Records to use:
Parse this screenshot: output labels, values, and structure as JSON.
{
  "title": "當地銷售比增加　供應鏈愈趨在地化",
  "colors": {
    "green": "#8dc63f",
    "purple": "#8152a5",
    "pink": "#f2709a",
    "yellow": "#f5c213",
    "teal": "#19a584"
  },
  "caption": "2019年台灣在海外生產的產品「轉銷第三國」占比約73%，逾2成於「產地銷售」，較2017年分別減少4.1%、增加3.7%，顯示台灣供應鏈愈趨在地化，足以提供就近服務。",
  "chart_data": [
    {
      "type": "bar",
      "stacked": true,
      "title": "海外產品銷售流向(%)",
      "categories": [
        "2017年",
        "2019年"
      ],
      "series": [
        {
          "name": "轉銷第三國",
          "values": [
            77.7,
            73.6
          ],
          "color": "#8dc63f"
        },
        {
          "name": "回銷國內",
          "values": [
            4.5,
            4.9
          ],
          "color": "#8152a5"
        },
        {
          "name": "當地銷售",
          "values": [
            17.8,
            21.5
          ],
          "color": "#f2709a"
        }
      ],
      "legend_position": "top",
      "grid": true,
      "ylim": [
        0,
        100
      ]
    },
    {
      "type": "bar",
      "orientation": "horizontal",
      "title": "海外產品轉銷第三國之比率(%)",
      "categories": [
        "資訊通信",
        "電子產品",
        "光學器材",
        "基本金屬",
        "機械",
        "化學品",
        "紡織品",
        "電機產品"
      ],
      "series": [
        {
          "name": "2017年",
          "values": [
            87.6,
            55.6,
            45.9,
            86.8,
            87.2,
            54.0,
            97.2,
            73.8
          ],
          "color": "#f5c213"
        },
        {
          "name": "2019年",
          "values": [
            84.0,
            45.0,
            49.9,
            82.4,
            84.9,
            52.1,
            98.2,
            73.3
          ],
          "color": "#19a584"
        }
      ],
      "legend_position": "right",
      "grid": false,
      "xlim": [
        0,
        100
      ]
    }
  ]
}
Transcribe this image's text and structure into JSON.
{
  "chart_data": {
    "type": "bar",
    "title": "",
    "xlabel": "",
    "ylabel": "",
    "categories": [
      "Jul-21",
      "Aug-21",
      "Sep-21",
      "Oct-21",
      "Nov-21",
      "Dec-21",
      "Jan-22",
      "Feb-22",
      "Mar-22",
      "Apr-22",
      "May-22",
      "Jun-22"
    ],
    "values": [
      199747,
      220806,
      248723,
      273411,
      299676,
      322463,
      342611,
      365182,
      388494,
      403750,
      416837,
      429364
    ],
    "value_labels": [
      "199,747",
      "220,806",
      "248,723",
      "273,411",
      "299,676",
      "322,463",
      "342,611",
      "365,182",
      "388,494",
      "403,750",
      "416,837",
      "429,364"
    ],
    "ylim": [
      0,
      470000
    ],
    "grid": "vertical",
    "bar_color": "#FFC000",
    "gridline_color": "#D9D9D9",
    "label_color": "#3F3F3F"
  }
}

Instructions to follow:
Reproduce each line verbatim.

Completed task:
Parse this screenshot: output labels, values, and structure as JSON.
{
  "title": "當地銷售比增加　供應鏈愈趨在地化",
  "colors": {
    "green": "#8dc63f",
    "purple": "#8152a5",
    "pink": "#f2709a",
    "yellow": "#f5c213",
    "teal": "#19a584"
  },
  "caption": "2019年台灣在海外生產的產品「轉銷第三國」占比約73%，逾2成於「產地銷售」，較2017年分別減少4.1%、增加3.7%，顯示台灣供應鏈愈趨在地化，足以提供就近服務。",
  "chart_data": [
    {
      "type": "bar",
      "stacked": true,
      "title": "海外產品銷售流向(%)",
      "categories": [
        "2017年",
        "2019年"
      ],
      "series": [
        {
          "name": "轉銷第三國",
          "values": [
            77.7,
            73.6
          ],
          "color": "#8dc63f"
        },
        {
          "name": "回銷國內",
          "values": [
            4.5,
            4.9
          ],
          "color": "#8152a5"
        },
        {
          "name": "當地銷售",
          "values": [
            17.8,
            21.5
          ],
          "color": "#f2709a"
        }
      ],
      "legend_position": "top",
      "grid": true,
      "ylim": [
        0,
        100
      ]
    },
    {
      "type": "bar",
      "orientation": "horizontal",
      "title": "海外產品轉銷第三國之比率(%)",
      "categories": [
        "資訊通信",
        "電子產品",
        "光學器材",
        "基本金屬",
        "機械",
        "化學品",
        "紡織品",
        "電機產品"
      ],
      "series": [
        {
          "name": "2017年",
          "values": [
            87.6,
            55.6,
            45.9,
            86.8,
            87.2,
            54.0,
            97.2,
            73.8
          ],
          "color": "#f5c213"
        },
        {
          "name": "2019年",
          "values": [
            84.0,
            45.0,
            49.9,
            82.4,
            84.9,
            52.1,
            98.2,
            73.3
          ],
          "color": "#19a584"
        }
      ],
      "legend_position": "right",
      "grid": false,
      "xlim": [
        0,
        100
      ]
    }
  ]
}
Transcribe this image's text and structure into JSON.
{
  "chart_data": {
    "type": "bar",
    "title": "",
    "xlabel": "",
    "ylabel": "",
    "categories": [
      "Jul-21",
      "Aug-21",
      "Sep-21",
      "Oct-21",
      "Nov-21",
      "Dec-21",
      "Jan-22",
      "Feb-22",
      "Mar-22",
      "Apr-22",
      "May-22",
      "Jun-22"
    ],
    "values": [
      199747,
      220806,
      248723,
      273411,
      299676,
      322463,
      342611,
      365182,
      388494,
      403750,
      416837,
      429364
    ],
    "value_labels": [
      "199,747",
      "220,806",
      "248,723",
      "273,411",
      "299,676",
      "322,463",
      "342,611",
      "365,182",
      "388,494",
      "403,750",
      "416,837",
      "429,364"
    ],
    "ylim": [
      0,
      470000
    ],
    "grid": "vertical",
    "bar_color": "#FFC000",
    "gridline_color": "#D9D9D9",
    "label_color": "#3F3F3F"
  }
}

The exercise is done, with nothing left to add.